◆ Provided material:
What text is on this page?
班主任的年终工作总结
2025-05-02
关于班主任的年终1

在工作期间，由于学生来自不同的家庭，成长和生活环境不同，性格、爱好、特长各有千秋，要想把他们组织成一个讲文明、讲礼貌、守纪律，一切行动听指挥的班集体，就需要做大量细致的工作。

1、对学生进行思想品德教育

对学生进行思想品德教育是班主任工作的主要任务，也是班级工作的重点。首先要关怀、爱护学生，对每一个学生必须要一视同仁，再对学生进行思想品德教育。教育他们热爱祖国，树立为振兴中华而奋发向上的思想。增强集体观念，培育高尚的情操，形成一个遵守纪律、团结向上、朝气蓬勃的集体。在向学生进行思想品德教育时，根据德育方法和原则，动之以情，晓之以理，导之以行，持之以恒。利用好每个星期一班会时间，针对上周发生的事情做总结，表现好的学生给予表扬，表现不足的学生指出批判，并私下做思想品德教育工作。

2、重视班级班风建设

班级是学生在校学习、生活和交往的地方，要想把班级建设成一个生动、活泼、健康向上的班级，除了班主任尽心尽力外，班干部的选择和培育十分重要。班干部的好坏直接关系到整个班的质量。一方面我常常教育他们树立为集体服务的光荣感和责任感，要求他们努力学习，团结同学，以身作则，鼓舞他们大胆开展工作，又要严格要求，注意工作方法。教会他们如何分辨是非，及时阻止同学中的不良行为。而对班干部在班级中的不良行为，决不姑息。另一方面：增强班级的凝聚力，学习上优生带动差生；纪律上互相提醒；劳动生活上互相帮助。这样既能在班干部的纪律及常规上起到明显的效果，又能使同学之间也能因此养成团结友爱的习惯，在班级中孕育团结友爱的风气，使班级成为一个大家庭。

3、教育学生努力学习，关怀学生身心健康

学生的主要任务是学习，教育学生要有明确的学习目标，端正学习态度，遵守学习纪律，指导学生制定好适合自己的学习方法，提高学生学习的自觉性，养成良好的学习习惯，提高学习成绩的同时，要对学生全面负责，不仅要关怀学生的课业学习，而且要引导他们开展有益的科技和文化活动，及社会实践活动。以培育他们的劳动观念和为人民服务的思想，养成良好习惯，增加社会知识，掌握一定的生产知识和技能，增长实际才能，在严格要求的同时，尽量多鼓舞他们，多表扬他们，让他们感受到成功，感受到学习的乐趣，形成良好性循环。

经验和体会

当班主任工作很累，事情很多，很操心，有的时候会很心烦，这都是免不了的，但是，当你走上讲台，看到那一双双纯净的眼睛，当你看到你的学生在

◆ What the exercise asks: Quote every line of the data, word for word.

◆ Solution to this problem:
What text is on this page?
班主任的年终工作总结
2025-05-02
关于班主任的年终1

在工作期间，由于学生来自不同的家庭，成长和生活环境不同，性格、爱好、特长各有千秋，要想把他们组织成一个讲文明、讲礼貌、守纪律，一切行动听指挥的班集体，就需要做大量细致的工作。

1、对学生进行思想品德教育

对学生进行思想品德教育是班主任工作的主要任务，也是班级工作的重点。首先要关怀、爱护学生，对每一个学生必须要一视同仁，再对学生进行思想品德教育。教育他们热爱祖国，树立为振兴中华而奋发向上的思想。增强集体观念，培育高尚的情操，形成一个遵守纪律、团结向上、朝气蓬勃的集体。在向学生进行思想品德教育时，根据德育方法和原则，动之以情，晓之以理，导之以行，持之以恒。利用好每个星期一班会时间，针对上周发生的事情做总结，表现好的学生给予表扬，表现不足的学生指出批判，并私下做思想品德教育工作。

2、重视班级班风建设

班级是学生在校学习、生活和交往的地方，要想把班级建设成一个生动、活泼、健康向上的班级，除了班主任尽心尽力外，班干部的选择和培育十分重要。班干部的好坏直接关系到整个班的质量。一方面我常常教育他们树立为集体服务的光荣感和责任感，要求他们努力学习，团结同学，以身作则，鼓舞他们大胆开展工作，又要严格要求，注意工作方法。教会他们如何分辨是非，及时阻止同学中的不良行为。而对班干部在班级中的不良行为，决不姑息。另一方面：增强班级的凝聚力，学习上优生带动差生；纪律上互相提醒；劳动生活上互相帮助。这样既能在班干部的纪律及常规上起到明显的效果，又能使同学之间也能因此养成团结友爱的习惯，在班级中孕育团结友爱的风气，使班级成为一个大家庭。

3、教育学生努力学习，关怀学生身心健康

学生的主要任务是学习，教育学生要有明确的学习目标，端正学习态度，遵守学习纪律，指导学生制定好适合自己的学习方法，提高学生学习的自觉性，养成良好的学习习惯，提高学习成绩的同时，要对学生全面负责，不仅要关怀学生的课业学习，而且要引导他们开展有益的科技和文化活动，及社会实践活动。以培育他们的劳动观念和为人民服务的思想，养成良好习惯，增加社会知识，掌握一定的生产知识和技能，增长实际才能，在严格要求的同时，尽量多鼓舞他们，多表扬他们，让他们感受到成功，感受到学习的乐趣，形成良好性循环。

经验和体会

当班主任工作很累，事情很多，很操心，有的时候会很心烦，这都是免不了的，但是，当你走上讲台，看到那一双双纯净的眼睛，当你看到你的学生在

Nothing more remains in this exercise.